Records contained in a dataset
[start]
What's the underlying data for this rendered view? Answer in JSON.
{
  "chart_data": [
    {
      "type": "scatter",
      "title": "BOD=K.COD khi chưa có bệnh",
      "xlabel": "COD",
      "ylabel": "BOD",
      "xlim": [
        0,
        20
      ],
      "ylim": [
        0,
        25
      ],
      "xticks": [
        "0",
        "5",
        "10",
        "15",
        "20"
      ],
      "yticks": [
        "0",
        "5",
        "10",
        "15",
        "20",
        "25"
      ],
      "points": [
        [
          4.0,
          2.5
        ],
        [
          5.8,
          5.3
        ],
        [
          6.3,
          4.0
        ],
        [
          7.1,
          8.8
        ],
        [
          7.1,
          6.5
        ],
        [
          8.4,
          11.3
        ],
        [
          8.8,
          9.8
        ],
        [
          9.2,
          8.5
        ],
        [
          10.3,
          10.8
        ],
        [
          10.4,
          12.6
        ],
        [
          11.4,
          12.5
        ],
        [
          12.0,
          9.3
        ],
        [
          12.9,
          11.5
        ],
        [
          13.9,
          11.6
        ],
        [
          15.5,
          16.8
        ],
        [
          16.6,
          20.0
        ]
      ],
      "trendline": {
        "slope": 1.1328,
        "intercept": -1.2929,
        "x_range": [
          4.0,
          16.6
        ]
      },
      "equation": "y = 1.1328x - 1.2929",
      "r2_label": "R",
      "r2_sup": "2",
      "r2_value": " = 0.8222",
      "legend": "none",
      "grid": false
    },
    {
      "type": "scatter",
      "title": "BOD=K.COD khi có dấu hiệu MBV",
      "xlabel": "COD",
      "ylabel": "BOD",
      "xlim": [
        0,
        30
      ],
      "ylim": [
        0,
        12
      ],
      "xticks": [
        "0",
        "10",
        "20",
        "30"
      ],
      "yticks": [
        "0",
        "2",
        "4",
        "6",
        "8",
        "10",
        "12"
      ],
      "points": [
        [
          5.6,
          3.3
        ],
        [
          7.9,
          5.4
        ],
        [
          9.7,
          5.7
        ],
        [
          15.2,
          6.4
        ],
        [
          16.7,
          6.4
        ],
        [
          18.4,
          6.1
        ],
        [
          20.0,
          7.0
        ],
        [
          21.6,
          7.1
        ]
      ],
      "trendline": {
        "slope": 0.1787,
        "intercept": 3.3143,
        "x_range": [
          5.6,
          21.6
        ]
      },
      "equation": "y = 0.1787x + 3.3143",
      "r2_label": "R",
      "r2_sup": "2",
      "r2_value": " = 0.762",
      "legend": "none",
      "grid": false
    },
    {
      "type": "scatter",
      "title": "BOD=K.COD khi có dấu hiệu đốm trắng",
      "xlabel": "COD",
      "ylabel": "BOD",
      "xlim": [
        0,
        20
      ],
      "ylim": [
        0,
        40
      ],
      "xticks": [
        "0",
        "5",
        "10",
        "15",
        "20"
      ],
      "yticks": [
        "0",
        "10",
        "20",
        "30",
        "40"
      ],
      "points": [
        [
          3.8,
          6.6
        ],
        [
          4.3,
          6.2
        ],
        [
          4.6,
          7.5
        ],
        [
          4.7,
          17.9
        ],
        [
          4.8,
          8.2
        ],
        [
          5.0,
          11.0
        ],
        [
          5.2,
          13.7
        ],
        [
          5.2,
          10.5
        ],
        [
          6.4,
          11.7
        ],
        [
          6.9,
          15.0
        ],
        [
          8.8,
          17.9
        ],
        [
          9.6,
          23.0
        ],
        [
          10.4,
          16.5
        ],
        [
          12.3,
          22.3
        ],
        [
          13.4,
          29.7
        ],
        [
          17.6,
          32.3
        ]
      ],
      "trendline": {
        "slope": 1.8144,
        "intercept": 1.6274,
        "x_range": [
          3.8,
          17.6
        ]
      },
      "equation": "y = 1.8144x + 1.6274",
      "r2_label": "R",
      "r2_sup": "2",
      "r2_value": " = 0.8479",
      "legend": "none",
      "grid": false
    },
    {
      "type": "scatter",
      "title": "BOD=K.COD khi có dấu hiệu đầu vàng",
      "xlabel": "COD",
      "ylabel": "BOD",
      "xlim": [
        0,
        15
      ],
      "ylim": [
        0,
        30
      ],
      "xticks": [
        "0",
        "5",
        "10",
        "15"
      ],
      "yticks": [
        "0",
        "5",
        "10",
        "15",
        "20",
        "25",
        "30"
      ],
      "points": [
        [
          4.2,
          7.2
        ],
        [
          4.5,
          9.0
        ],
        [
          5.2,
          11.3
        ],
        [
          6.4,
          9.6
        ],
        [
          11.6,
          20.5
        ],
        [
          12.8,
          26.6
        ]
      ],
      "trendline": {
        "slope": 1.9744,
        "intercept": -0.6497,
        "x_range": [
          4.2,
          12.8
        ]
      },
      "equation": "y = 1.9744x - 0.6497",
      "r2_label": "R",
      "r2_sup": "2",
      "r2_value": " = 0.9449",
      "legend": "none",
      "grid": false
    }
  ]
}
[end]
How many lines in the listing contain "hiệu"? Answer with the number alone.

[SOLUTION FOR THIS PROBLEM]
3